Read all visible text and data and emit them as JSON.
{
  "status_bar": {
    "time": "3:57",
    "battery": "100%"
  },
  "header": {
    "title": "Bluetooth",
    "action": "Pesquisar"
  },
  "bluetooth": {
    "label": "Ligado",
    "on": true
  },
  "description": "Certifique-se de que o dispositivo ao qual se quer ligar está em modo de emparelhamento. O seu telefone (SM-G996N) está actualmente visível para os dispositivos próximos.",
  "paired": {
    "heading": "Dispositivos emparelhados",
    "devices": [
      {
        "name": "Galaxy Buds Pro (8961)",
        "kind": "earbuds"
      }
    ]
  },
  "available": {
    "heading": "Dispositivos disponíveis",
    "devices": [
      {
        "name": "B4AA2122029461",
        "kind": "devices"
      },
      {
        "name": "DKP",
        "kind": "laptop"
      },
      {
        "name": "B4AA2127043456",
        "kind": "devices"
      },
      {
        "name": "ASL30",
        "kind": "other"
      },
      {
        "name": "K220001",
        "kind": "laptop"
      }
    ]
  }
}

## [Do this]
Print all of the entries again, exactly as written.

## [Reply to the task]
Read all visible text and data and emit them as JSON.
{
  "status_bar": {
    "time": "3:57",
    "battery": "100%"
  },
  "header": {
    "title": "Bluetooth",
    "action": "Pesquisar"
  },
  "bluetooth": {
    "label": "Ligado",
    "on": true
  },
  "description": "Certifique-se de que o dispositivo ao qual se quer ligar está em modo de emparelhamento. O seu telefone (SM-G996N) está actualmente visível para os dispositivos próximos.",
  "paired": {
    "heading": "Dispositivos emparelhados",
    "devices": [
      {
        "name": "Galaxy Buds Pro (8961)",
        "kind": "earbuds"
      }
    ]
  },
  "available": {
    "heading": "Dispositivos disponíveis",
    "devices": [
      {
        "name": "B4AA2122029461",
        "kind": "devices"
      },
      {
        "name": "DKP",
        "kind": "laptop"
      },
      {
        "name": "B4AA2127043456",
        "kind": "devices"
      },
      {
        "name": "ASL30",
        "kind": "other"
      },
      {
        "name": "K220001",
        "kind": "laptop"
      }
    ]
  }
}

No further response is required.